### Dataset items
** begin **
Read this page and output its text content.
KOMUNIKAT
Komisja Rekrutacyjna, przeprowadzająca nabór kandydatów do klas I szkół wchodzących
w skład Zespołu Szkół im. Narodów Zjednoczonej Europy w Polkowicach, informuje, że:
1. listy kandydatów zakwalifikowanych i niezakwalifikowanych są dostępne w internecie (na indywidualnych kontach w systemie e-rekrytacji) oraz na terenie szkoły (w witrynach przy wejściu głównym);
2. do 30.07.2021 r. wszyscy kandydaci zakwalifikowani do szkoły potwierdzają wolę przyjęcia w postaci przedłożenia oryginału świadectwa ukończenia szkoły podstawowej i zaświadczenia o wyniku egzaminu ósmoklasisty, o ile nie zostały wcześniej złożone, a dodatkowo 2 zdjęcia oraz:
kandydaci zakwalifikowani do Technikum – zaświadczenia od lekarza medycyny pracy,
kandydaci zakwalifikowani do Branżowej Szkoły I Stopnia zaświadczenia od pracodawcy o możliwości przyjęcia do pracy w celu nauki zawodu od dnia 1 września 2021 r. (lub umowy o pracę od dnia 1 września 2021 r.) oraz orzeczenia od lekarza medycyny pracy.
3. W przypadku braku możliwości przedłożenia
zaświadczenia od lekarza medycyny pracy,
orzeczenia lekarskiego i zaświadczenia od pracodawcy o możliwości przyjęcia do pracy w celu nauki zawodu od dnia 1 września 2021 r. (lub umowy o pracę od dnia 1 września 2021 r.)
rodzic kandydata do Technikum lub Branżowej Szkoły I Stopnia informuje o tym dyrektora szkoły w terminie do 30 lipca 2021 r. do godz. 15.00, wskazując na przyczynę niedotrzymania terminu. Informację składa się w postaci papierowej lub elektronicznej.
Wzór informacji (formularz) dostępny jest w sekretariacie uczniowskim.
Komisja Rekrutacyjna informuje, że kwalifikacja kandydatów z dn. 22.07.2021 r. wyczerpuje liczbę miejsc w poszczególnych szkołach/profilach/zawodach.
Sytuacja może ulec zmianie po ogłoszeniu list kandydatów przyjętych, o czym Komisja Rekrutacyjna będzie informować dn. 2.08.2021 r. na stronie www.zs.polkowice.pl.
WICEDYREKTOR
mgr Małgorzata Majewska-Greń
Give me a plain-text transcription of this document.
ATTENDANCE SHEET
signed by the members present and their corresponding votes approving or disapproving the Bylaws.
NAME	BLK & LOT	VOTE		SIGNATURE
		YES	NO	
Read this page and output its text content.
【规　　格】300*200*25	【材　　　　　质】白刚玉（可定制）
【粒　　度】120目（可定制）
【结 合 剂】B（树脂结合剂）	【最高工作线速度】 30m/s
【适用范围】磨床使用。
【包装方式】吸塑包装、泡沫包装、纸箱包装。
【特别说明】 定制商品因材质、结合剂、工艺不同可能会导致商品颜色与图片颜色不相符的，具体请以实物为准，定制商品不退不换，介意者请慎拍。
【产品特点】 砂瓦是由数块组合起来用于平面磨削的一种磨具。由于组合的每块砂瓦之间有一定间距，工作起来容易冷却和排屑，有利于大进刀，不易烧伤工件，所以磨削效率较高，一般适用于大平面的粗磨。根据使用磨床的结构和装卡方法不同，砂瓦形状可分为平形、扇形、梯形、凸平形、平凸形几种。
** end **
### EXERCISE TASK
Examine the listing and say how many of its lines contain the string "kandydaci". Give the number alone.

### PROBLEM SOLUTION
3